• _GIVEN REQUEST_: Transcribe the lines of the records starting with the one that has "Type out the text in this image." in it and ending with the last, and transcribe nothing else.

━━━

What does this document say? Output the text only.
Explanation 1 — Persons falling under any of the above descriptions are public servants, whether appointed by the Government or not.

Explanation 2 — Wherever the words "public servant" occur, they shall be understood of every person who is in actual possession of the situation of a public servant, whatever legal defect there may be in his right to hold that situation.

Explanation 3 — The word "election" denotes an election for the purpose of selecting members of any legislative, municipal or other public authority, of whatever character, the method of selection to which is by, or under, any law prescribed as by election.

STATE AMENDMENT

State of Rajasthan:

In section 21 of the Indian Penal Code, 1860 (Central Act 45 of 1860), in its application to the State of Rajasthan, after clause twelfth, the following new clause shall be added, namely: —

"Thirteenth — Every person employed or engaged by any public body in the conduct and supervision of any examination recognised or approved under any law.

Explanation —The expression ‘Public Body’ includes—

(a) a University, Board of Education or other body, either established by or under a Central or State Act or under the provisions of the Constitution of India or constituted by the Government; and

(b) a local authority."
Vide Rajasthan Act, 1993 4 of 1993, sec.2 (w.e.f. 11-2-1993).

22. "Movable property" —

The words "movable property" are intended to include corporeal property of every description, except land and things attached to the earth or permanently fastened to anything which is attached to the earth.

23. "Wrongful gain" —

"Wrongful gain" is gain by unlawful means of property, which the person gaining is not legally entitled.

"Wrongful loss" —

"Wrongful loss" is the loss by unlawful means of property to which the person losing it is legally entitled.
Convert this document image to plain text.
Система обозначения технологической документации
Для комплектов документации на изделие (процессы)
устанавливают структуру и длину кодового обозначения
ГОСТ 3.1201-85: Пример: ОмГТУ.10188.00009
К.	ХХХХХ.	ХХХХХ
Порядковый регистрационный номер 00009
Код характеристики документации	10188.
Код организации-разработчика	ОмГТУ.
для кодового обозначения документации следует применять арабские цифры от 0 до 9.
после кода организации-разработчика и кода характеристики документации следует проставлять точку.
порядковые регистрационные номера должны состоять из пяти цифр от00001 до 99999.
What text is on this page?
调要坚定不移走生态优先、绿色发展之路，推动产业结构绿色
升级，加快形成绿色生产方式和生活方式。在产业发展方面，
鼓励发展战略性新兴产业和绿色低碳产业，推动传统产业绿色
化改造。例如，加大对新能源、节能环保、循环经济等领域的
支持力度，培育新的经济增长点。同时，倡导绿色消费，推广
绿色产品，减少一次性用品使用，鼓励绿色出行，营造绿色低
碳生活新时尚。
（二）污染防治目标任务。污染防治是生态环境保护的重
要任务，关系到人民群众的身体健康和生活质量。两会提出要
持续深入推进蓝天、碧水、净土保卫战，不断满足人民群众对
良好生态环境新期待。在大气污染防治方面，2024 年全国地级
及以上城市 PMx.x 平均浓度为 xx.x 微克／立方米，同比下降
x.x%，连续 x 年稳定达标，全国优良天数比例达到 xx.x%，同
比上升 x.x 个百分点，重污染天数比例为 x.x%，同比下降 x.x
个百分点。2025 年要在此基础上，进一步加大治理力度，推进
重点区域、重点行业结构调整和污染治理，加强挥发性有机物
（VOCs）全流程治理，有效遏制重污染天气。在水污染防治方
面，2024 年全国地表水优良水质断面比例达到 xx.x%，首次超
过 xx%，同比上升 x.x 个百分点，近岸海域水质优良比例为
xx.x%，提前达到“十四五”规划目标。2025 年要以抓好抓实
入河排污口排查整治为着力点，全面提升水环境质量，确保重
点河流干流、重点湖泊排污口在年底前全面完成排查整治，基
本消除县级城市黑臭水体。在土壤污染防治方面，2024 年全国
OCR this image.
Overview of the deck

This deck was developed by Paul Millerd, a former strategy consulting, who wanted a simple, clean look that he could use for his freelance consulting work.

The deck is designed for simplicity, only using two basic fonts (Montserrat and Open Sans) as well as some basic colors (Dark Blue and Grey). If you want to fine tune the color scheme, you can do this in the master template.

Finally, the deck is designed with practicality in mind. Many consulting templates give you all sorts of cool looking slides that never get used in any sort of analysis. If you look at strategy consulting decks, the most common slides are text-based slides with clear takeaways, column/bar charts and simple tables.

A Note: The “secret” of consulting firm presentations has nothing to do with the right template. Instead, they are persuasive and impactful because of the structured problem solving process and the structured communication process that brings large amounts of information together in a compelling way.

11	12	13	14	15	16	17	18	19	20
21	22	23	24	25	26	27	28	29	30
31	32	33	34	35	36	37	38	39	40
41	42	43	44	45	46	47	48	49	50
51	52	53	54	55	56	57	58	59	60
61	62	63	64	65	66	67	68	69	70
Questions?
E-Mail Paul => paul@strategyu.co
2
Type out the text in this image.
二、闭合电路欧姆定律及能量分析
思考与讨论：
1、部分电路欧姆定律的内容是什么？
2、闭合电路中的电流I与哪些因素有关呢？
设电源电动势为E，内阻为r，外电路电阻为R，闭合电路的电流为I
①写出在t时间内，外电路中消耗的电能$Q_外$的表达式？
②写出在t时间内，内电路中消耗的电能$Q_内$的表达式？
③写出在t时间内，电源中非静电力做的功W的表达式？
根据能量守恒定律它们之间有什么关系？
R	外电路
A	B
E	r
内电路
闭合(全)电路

━━━

• _CORRECT RESPONSE_:
Type out the text in this image.
二、闭合电路欧姆定律及能量分析
思考与讨论：
1、部分电路欧姆定律的内容是什么？
2、闭合电路中的电流I与哪些因素有关呢？
设电源电动势为E，内阻为r，外电路电阻为R，闭合电路的电流为I
①写出在t时间内，外电路中消耗的电能$Q_外$的表达式？
②写出在t时间内，内电路中消耗的电能$Q_内$的表达式？
③写出在t时间内，电源中非静电力做的功W的表达式？
根据能量守恒定律它们之间有什么关系？
R	外电路
A	B
E	r
内电路
闭合(全)电路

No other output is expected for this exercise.